(Structured figure records)
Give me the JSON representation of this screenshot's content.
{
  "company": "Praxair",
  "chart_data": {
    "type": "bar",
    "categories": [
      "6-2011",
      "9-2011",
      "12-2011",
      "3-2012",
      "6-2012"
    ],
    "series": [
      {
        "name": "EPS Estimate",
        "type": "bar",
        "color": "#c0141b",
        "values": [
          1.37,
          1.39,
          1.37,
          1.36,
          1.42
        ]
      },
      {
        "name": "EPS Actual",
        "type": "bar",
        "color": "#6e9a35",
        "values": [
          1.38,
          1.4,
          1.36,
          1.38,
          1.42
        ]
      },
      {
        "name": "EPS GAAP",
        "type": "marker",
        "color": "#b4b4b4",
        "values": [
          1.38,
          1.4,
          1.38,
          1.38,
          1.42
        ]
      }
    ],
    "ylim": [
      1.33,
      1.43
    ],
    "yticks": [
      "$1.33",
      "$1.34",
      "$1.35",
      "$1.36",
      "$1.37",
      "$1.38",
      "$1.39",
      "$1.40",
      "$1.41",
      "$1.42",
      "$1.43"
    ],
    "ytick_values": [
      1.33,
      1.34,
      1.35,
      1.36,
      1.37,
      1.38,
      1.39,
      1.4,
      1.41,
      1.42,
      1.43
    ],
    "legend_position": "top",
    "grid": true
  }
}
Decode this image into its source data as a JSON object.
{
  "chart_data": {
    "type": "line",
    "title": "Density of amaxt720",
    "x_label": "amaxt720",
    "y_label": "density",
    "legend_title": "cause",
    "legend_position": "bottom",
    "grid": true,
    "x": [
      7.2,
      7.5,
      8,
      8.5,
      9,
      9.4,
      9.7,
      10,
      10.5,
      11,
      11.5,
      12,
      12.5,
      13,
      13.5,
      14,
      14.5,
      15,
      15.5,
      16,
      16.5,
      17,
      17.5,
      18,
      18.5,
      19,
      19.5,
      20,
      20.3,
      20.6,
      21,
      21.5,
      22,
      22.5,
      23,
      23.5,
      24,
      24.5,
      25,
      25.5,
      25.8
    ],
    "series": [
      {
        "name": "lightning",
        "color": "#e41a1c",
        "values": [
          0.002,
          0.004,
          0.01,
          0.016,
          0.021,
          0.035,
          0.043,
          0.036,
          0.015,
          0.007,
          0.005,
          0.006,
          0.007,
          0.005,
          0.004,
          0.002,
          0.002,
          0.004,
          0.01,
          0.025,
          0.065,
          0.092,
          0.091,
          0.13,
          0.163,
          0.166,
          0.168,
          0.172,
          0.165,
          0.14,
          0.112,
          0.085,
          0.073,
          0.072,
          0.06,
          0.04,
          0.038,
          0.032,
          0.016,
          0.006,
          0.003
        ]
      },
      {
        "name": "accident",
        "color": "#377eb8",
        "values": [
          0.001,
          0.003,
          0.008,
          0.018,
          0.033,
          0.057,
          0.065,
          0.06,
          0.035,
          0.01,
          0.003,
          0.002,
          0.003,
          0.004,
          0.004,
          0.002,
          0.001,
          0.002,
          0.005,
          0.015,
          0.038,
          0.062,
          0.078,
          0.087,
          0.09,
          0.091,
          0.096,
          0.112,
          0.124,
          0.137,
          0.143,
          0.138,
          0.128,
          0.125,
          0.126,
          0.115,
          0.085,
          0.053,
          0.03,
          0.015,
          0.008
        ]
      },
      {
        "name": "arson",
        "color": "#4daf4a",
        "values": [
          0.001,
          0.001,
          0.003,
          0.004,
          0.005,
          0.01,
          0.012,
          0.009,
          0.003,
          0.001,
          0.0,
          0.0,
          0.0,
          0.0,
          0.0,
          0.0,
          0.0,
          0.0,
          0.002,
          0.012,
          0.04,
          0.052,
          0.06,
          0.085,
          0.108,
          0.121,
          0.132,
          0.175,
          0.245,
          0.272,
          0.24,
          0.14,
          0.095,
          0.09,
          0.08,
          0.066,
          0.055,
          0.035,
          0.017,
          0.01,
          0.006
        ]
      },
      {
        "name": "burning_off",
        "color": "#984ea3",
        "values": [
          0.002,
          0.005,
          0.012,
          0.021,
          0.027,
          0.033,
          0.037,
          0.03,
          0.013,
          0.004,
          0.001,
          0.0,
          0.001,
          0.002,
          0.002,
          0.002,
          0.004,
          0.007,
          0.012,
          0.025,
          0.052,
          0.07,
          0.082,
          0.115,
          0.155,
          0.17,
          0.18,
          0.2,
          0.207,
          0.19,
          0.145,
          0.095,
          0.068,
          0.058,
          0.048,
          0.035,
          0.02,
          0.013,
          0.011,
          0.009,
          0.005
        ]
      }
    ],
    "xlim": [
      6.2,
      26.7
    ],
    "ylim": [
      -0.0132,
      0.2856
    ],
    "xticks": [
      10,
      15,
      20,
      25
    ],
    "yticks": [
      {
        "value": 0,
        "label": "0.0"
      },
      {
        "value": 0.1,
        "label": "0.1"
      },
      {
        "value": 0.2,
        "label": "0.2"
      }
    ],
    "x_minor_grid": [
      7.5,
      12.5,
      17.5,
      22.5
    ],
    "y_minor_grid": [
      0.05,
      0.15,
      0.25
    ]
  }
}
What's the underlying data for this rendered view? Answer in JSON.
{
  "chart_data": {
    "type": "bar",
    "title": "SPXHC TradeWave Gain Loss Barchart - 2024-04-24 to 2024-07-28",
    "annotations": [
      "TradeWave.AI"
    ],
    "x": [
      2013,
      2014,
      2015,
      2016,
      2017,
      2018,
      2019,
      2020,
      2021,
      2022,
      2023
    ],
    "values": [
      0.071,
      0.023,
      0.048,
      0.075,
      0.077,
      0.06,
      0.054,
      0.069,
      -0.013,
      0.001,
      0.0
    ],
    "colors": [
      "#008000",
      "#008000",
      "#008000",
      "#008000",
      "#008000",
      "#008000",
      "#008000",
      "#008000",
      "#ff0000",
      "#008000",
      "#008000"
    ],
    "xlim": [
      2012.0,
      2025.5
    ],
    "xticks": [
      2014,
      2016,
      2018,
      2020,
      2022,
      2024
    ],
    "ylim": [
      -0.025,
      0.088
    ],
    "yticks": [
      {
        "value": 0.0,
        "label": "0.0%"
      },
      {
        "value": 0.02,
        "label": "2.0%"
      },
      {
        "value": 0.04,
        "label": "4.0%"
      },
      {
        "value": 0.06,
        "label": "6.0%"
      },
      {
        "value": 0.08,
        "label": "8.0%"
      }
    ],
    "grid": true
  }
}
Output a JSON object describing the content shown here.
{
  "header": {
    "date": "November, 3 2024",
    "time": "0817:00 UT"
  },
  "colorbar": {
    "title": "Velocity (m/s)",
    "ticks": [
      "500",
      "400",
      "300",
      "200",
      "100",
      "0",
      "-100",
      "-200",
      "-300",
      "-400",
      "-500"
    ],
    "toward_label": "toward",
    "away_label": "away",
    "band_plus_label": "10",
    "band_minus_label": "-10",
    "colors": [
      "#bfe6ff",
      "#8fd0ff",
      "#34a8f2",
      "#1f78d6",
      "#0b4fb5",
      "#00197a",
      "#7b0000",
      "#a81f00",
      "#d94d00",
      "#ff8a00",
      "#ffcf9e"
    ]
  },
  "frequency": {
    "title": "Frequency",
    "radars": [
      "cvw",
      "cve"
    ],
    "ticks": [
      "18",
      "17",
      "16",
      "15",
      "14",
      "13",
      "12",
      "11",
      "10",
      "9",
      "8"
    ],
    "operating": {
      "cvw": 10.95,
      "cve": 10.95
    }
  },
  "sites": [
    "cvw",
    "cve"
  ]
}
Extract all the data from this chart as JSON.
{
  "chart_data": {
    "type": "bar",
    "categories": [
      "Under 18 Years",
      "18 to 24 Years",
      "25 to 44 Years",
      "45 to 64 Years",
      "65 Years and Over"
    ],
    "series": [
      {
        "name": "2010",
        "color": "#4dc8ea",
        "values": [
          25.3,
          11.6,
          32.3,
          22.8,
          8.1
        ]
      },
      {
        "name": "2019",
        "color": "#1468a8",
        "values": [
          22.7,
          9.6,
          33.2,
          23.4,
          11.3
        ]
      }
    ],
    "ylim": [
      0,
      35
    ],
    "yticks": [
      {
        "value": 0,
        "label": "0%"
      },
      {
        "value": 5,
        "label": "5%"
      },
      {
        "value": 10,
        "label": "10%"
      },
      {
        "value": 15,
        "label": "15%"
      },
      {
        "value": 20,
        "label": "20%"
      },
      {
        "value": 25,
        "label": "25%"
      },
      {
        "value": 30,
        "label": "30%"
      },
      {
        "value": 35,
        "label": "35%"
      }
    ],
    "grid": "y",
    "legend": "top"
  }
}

§ **Written request**: Reproduce the lines from the one containing "Extract all the data from this chart as JSON." to the end of the entries, keeping both ends and adding nothing.

§ **Expected output**:
Extract all the data from this chart as JSON.
{
  "chart_data": {
    "type": "bar",
    "categories": [
      "Under 18 Years",
      "18 to 24 Years",
      "25 to 44 Years",
      "45 to 64 Years",
      "65 Years and Over"
    ],
    "series": [
      {
        "name": "2010",
        "color": "#4dc8ea",
        "values": [
          25.3,
          11.6,
          32.3,
          22.8,
          8.1
        ]
      },
      {
        "name": "2019",
        "color": "#1468a8",
        "values": [
          22.7,
          9.6,
          33.2,
          23.4,
          11.3
        ]
      }
    ],
    "ylim": [
      0,
      35
    ],
    "yticks": [
      {
        "value": 0,
        "label": "0%"
      },
      {
        "value": 5,
        "label": "5%"
      },
      {
        "value": 10,
        "label": "10%"
      },
      {
        "value": 15,
        "label": "15%"
      },
      {
        "value": 20,
        "label": "20%"
      },
      {
        "value": 25,
        "label": "25%"
      },
      {
        "value": 30,
        "label": "30%"
      },
      {
        "value": 35,
        "label": "35%"
      }
    ],
    "grid": "y",
    "legend": "top"
  }
}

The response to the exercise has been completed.